MATERIAL FOR THE TASK ->
----------------------------------------

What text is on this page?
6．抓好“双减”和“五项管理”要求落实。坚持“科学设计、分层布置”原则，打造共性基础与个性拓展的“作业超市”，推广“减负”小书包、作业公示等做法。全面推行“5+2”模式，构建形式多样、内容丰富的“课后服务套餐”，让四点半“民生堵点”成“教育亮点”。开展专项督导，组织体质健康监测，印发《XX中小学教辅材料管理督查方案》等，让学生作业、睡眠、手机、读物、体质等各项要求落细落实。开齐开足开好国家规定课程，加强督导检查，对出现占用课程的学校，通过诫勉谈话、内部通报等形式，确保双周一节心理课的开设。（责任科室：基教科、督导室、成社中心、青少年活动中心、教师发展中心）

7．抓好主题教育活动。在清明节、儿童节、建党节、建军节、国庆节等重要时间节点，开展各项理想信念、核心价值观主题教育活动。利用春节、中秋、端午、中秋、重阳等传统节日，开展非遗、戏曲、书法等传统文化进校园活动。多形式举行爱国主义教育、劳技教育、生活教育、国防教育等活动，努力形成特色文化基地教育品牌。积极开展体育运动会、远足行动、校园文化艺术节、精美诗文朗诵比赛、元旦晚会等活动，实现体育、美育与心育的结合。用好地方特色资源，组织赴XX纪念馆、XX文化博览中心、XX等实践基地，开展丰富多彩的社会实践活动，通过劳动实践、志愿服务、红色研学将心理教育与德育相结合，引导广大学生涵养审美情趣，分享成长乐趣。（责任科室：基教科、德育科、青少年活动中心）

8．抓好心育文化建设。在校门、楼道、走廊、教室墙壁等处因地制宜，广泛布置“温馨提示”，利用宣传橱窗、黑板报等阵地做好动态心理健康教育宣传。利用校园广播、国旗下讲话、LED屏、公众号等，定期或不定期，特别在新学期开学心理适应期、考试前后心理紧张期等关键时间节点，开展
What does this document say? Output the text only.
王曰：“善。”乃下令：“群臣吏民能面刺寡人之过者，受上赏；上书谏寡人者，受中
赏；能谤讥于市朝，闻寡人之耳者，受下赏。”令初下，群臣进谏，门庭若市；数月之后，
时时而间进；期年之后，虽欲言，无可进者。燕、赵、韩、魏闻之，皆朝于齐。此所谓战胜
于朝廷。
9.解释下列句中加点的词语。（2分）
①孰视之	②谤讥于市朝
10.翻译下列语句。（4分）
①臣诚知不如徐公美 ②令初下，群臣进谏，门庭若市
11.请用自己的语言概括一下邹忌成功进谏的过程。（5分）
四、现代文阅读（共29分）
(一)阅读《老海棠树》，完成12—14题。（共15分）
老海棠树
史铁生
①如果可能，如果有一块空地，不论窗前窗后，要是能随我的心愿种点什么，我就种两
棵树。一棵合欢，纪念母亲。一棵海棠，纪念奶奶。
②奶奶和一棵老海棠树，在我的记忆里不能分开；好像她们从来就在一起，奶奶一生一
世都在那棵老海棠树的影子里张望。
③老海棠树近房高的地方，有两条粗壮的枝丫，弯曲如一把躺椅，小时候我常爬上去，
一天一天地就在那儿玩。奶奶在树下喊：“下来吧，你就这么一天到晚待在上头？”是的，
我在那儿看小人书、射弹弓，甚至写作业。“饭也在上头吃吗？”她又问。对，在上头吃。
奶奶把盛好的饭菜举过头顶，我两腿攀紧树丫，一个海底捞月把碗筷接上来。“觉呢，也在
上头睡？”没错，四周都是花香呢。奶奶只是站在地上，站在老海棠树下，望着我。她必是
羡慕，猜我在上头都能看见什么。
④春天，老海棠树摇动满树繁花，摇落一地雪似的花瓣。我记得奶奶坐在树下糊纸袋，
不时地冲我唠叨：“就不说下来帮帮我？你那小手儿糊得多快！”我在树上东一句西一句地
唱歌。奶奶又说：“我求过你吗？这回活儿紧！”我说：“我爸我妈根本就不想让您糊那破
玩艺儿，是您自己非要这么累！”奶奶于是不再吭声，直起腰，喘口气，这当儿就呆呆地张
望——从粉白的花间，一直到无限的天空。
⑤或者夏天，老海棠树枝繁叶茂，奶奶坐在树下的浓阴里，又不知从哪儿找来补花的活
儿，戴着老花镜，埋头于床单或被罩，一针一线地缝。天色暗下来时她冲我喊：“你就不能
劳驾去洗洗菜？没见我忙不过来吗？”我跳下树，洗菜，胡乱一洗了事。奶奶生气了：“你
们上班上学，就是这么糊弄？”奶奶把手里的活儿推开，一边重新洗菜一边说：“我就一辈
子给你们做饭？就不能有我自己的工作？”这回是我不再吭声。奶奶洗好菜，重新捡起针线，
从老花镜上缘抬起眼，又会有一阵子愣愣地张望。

----------------------------------------

SHORT PROBLEM -> Repeat exactly, and only, the lines from the one containing "What does this" through the end of the material.

TASK RESULT ->
What does this document say? Output the text only.
王曰：“善。”乃下令：“群臣吏民能面刺寡人之过者，受上赏；上书谏寡人者，受中
赏；能谤讥于市朝，闻寡人之耳者，受下赏。”令初下，群臣进谏，门庭若市；数月之后，
时时而间进；期年之后，虽欲言，无可进者。燕、赵、韩、魏闻之，皆朝于齐。此所谓战胜
于朝廷。
9.解释下列句中加点的词语。（2分）
①孰视之	②谤讥于市朝
10.翻译下列语句。（4分）
①臣诚知不如徐公美 ②令初下，群臣进谏，门庭若市
11.请用自己的语言概括一下邹忌成功进谏的过程。（5分）
四、现代文阅读（共29分）
(一)阅读《老海棠树》，完成12—14题。（共15分）
老海棠树
史铁生
①如果可能，如果有一块空地，不论窗前窗后，要是能随我的心愿种点什么，我就种两
棵树。一棵合欢，纪念母亲。一棵海棠，纪念奶奶。
②奶奶和一棵老海棠树，在我的记忆里不能分开；好像她们从来就在一起，奶奶一生一
世都在那棵老海棠树的影子里张望。
③老海棠树近房高的地方，有两条粗壮的枝丫，弯曲如一把躺椅，小时候我常爬上去，
一天一天地就在那儿玩。奶奶在树下喊：“下来吧，你就这么一天到晚待在上头？”是的，
我在那儿看小人书、射弹弓，甚至写作业。“饭也在上头吃吗？”她又问。对，在上头吃。
奶奶把盛好的饭菜举过头顶，我两腿攀紧树丫，一个海底捞月把碗筷接上来。“觉呢，也在
上头睡？”没错，四周都是花香呢。奶奶只是站在地上，站在老海棠树下，望着我。她必是
羡慕，猜我在上头都能看见什么。
④春天，老海棠树摇动满树繁花，摇落一地雪似的花瓣。我记得奶奶坐在树下糊纸袋，
不时地冲我唠叨：“就不说下来帮帮我？你那小手儿糊得多快！”我在树上东一句西一句地
唱歌。奶奶又说：“我求过你吗？这回活儿紧！”我说：“我爸我妈根本就不想让您糊那破
玩艺儿，是您自己非要这么累！”奶奶于是不再吭声，直起腰，喘口气，这当儿就呆呆地张
望——从粉白的花间，一直到无限的天空。
⑤或者夏天，老海棠树枝繁叶茂，奶奶坐在树下的浓阴里，又不知从哪儿找来补花的活
儿，戴着老花镜，埋头于床单或被罩，一针一线地缝。天色暗下来时她冲我喊：“你就不能
劳驾去洗洗菜？没见我忙不过来吗？”我跳下树，洗菜，胡乱一洗了事。奶奶生气了：“你
们上班上学，就是这么糊弄？”奶奶把手里的活儿推开，一边重新洗菜一边说：“我就一辈
子给你们做饭？就不能有我自己的工作？”这回是我不再吭声。奶奶洗好菜，重新捡起针线，
从老花镜上缘抬起眼，又会有一阵子愣愣地张望。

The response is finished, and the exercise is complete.